GOAL >>
Go through the data below and copy it exactly, skipping every picture.

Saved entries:
⁂

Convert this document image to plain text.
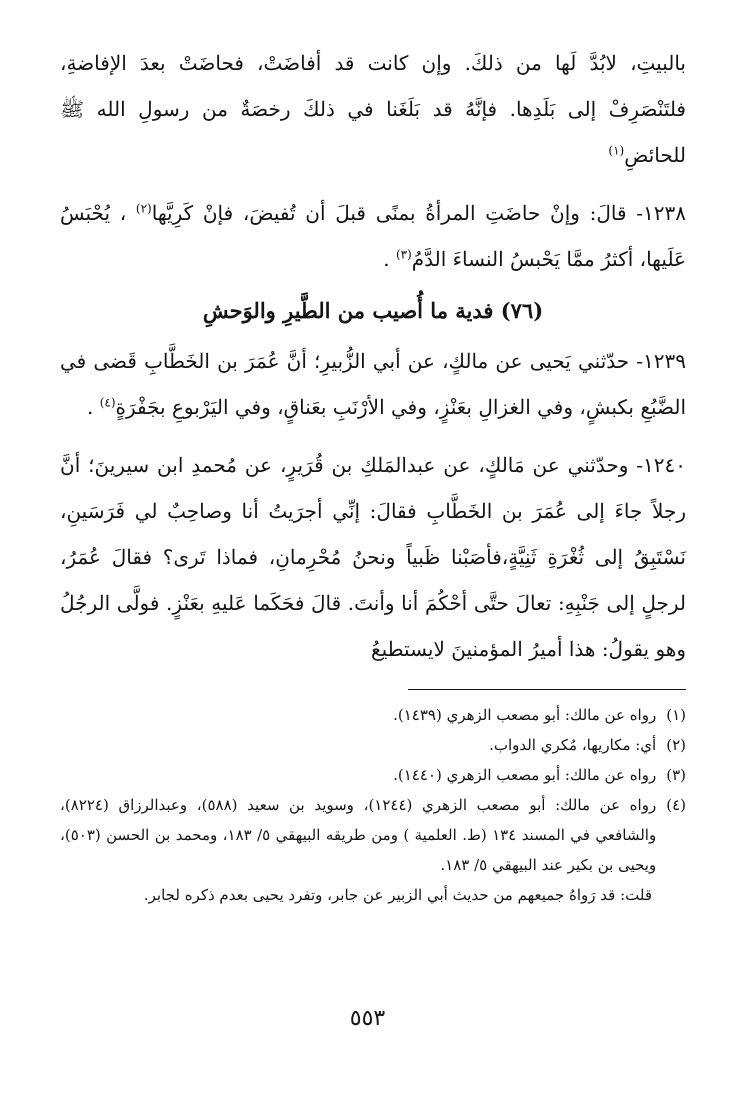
بالبيتِ، لابُدَّ لَها من ذلكَ. وإن كانت قد أفاضَتْ، فحاضَتْ بعدَ الإفاضةِ، فلتَنْصَرِفْ إلى بَلَدِها. فإنَّهُ قد بَلَغَنا في ذلكَ رخصَةٌ من رسولِ الله ﷺ للحائضِ$^{(١)}$

١٢٣٨- قالَ: وإنْ حاضَتِ المرأةُ بمنًى قبلَ أن تُفيضَ، فإنْ كَرِيَّها$^{(٢)}$ ، يُحْبَسُ عَلَيها، أكثرُ ممَّا يَحْبسُ النساءَ الدَّمُ$^{(٣)}$ .

(٧٦) فدية ما أُصيب من الطَّيرِ والوَحشِ

١٢٣٩- حدّثني يَحيى عن مالكٍ، عن أبي الزُّبيرِ؛ أنَّ عُمَرَ بن الخَطَّابِ قَضى في الضَّبُعِ بكبشٍ، وفي الغزالِ بعَنْزٍ، وفي الأرْنَبِ بعَناقٍ، وفي اليَرْبوعِ بجَفْرَةٍ$^{(٤)}$ .

١٢٤٠- وحدّثني عن مَالكٍ، عن عبدالمَلكِ بن قُرَيرٍ، عن مُحمدِ ابن سيرينَ؛ أنَّ رجلاً جاءَ إلى عُمَرَ بن الخَطَّابِ فقالَ: إنِّي أجرَيتُ أنا وصاحِبٌ لي فَرَسَينِ، نَسْتَبِقُ إلى ثُغْرَةِ ثَنِيَّةٍ،فأصَبْنا ظَبياً ونحنُ مُحْرِمانِ، فماذا تَرى؟ فقالَ عُمَرُ، لرجلٍ إلى جَنْبِهِ: تعالَ حتَّى أحْكُمَ أنا وأنتَ. قالَ فحَكَما عَليهِ بعَنْزٍ. فولَّى الرجُلُ وهو يقولُ: هذا أميرُ المؤمنينَ لايستطيعُ

(١)
رواه عن مالك: أبو مصعب الزهري (١٤٣٩).
(٢)
أي: مكاريها، مُكري الدواب.
(٣)
رواه عن مالك: أبو مصعب الزهري (١٤٤٠).
(٤)
رواه عن مالك: أبو مصعب الزهري (١٢٤٤)، وسويد بن سعيد (٥٨٨)، وعبدالرزاق (٨٢٢٤)، والشافعي في المسند ١٣٤ (ط. العلمية ) ومن طريقه البيهقي ٥/ ١٨٣، ومحمد بن الحسن (٥٠٣)، ويحيى بن بكير عند البيهقي ٥/ ١٨٣.
قلت: قد رَواهُ جميعهم من حديث أبي الزبير عن جابر، وتفرد يحيى بعدم ذكره لجابر.
٥٥٣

⁂

RESPONSE FOR THIS EXERCISE >>
Convert this document image to plain text.
بالبيتِ، لابُدَّ لَها من ذلكَ. وإن كانت قد أفاضَتْ، فحاضَتْ بعدَ الإفاضةِ، فلتَنْصَرِفْ إلى بَلَدِها. فإنَّهُ قد بَلَغَنا في ذلكَ رخصَةٌ من رسولِ الله ﷺ للحائضِ$^{(١)}$

١٢٣٨- قالَ: وإنْ حاضَتِ المرأةُ بمنًى قبلَ أن تُفيضَ، فإنْ كَرِيَّها$^{(٢)}$ ، يُحْبَسُ عَلَيها، أكثرُ ممَّا يَحْبسُ النساءَ الدَّمُ$^{(٣)}$ .

(٧٦) فدية ما أُصيب من الطَّيرِ والوَحشِ

١٢٣٩- حدّثني يَحيى عن مالكٍ، عن أبي الزُّبيرِ؛ أنَّ عُمَرَ بن الخَطَّابِ قَضى في الضَّبُعِ بكبشٍ، وفي الغزالِ بعَنْزٍ، وفي الأرْنَبِ بعَناقٍ، وفي اليَرْبوعِ بجَفْرَةٍ$^{(٤)}$ .

١٢٤٠- وحدّثني عن مَالكٍ، عن عبدالمَلكِ بن قُرَيرٍ، عن مُحمدِ ابن سيرينَ؛ أنَّ رجلاً جاءَ إلى عُمَرَ بن الخَطَّابِ فقالَ: إنِّي أجرَيتُ أنا وصاحِبٌ لي فَرَسَينِ، نَسْتَبِقُ إلى ثُغْرَةِ ثَنِيَّةٍ،فأصَبْنا ظَبياً ونحنُ مُحْرِمانِ، فماذا تَرى؟ فقالَ عُمَرُ، لرجلٍ إلى جَنْبِهِ: تعالَ حتَّى أحْكُمَ أنا وأنتَ. قالَ فحَكَما عَليهِ بعَنْزٍ. فولَّى الرجُلُ وهو يقولُ: هذا أميرُ المؤمنينَ لايستطيعُ

(١)
رواه عن مالك: أبو مصعب الزهري (١٤٣٩).
(٢)
أي: مكاريها، مُكري الدواب.
(٣)
رواه عن مالك: أبو مصعب الزهري (١٤٤٠).
(٤)
رواه عن مالك: أبو مصعب الزهري (١٢٤٤)، وسويد بن سعيد (٥٨٨)، وعبدالرزاق (٨٢٢٤)، والشافعي في المسند ١٣٤ (ط. العلمية ) ومن طريقه البيهقي ٥/ ١٨٣، ومحمد بن الحسن (٥٠٣)، ويحيى بن بكير عند البيهقي ٥/ ١٨٣.
قلت: قد رَواهُ جميعهم من حديث أبي الزبير عن جابر، وتفرد يحيى بعدم ذكره لجابر.
٥٥٣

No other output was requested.